Reproduce every line of the items below word for word, omitting the pictures.

◆ Information given
***

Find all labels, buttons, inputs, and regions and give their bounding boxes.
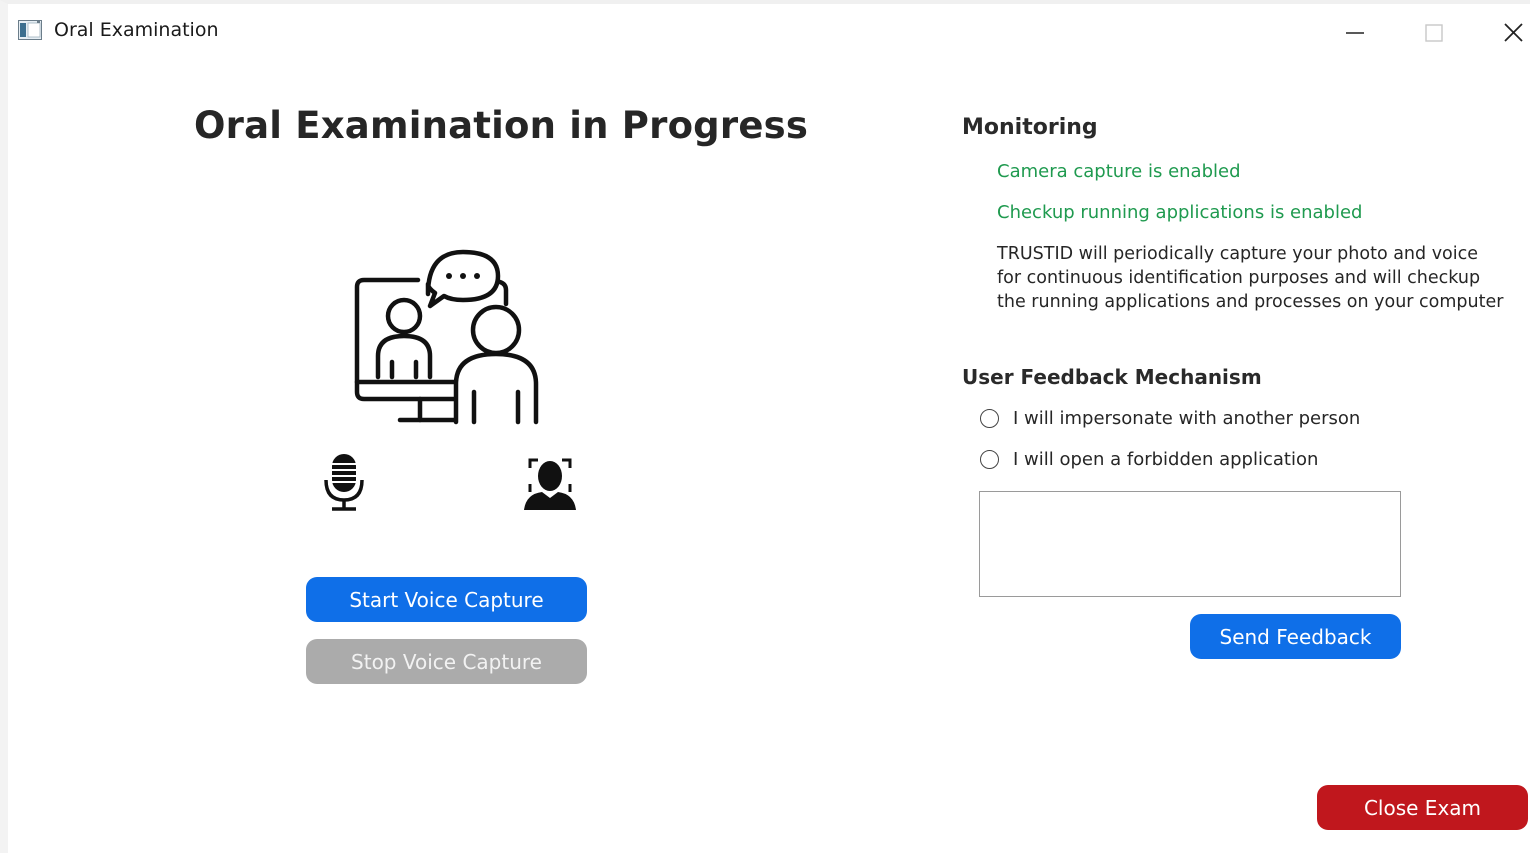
info-line: for continuous identification purposes a… [997, 268, 1481, 288]
maximize-button[interactable] [1412, 12, 1456, 52]
info-line: TRUSTID will periodically capture your p… [997, 244, 1479, 264]
close-icon [1504, 23, 1523, 42]
monitoring-heading: Monitoring [962, 115, 1098, 140]
feedback-heading: User Feedback Mechanism [962, 365, 1262, 389]
radio-button[interactable] [980, 409, 999, 428]
radio-label: I will impersonate with another person [1013, 408, 1361, 429]
info-line: the running applications and processes o… [997, 292, 1504, 312]
apps-status-text: Checkup running applications is enabled [997, 202, 1363, 223]
maximize-icon [1425, 24, 1443, 42]
monitoring-info-text: TRUSTID will periodically capture your p… [997, 242, 1517, 314]
app-window: Oral Examination Oral Examination in Pro… [0, 0, 1530, 853]
window-title: Oral Examination [54, 19, 219, 41]
page-title: Oral Examination in Progress [194, 104, 809, 147]
microphone-icon [324, 454, 364, 511]
feedback-option-forbidden-app[interactable]: I will open a forbidden application [980, 449, 1318, 470]
radio-label: I will open a forbidden application [1013, 449, 1319, 470]
video-call-illustration-icon [354, 249, 539, 425]
radio-button[interactable] [980, 450, 999, 469]
minimize-button[interactable] [1333, 12, 1377, 52]
feedback-option-impersonate[interactable]: I will impersonate with another person [980, 408, 1360, 429]
face-scan-icon [524, 458, 576, 510]
close-exam-button[interactable]: Close Exam [1317, 785, 1528, 830]
close-window-button[interactable] [1492, 12, 1530, 52]
app-icon [18, 20, 42, 40]
send-feedback-button[interactable]: Send Feedback [1190, 614, 1401, 659]
stop-voice-capture-button[interactable]: Stop Voice Capture [306, 639, 587, 684]
feedback-text-input[interactable] [979, 491, 1401, 597]
minimize-icon [1346, 32, 1364, 34]
camera-status-text: Camera capture is enabled [997, 161, 1241, 182]
title-bar: Oral Examination [8, 4, 1530, 56]
start-voice-capture-button[interactable]: Start Voice Capture [306, 577, 587, 622]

***

◆ The result
Find all labels, buttons, inputs, and regions and give their bounding boxes.
info-line: for continuous identification purposes a… [997, 268, 1481, 288]
maximize-button[interactable] [1412, 12, 1456, 52]
info-line: TRUSTID will periodically capture your p… [997, 244, 1479, 264]
close-icon [1504, 23, 1523, 42]
monitoring-heading: Monitoring [962, 115, 1098, 140]
feedback-heading: User Feedback Mechanism [962, 365, 1262, 389]
radio-button[interactable] [980, 409, 999, 428]
radio-label: I will impersonate with another person [1013, 408, 1361, 429]
info-line: the running applications and processes o… [997, 292, 1504, 312]
apps-status-text: Checkup running applications is enabled [997, 202, 1363, 223]
maximize-icon [1425, 24, 1443, 42]
monitoring-info-text: TRUSTID will periodically capture your p… [997, 242, 1517, 314]
app-window: Oral Examination Oral Examination in Pro… [0, 0, 1530, 853]
window-title: Oral Examination [54, 19, 219, 41]
page-title: Oral Examination in Progress [194, 104, 809, 147]
microphone-icon [324, 454, 364, 511]
feedback-option-forbidden-app[interactable]: I will open a forbidden application [980, 449, 1318, 470]
radio-label: I will open a forbidden application [1013, 449, 1319, 470]
video-call-illustration-icon [354, 249, 539, 425]
radio-button[interactable] [980, 450, 999, 469]
minimize-button[interactable] [1333, 12, 1377, 52]
feedback-option-impersonate[interactable]: I will impersonate with another person [980, 408, 1360, 429]
face-scan-icon [524, 458, 576, 510]
close-exam-button[interactable]: Close Exam [1317, 785, 1528, 830]
close-window-button[interactable] [1492, 12, 1530, 52]
app-icon [18, 20, 42, 40]
send-feedback-button[interactable]: Send Feedback [1190, 614, 1401, 659]
stop-voice-capture-button[interactable]: Stop Voice Capture [306, 639, 587, 684]
feedback-text-input[interactable] [979, 491, 1401, 597]
minimize-icon [1346, 32, 1364, 34]
camera-status-text: Camera capture is enabled [997, 161, 1241, 182]
title-bar: Oral Examination [8, 4, 1530, 56]
start-voice-capture-button[interactable]: Start Voice Capture [306, 577, 587, 622]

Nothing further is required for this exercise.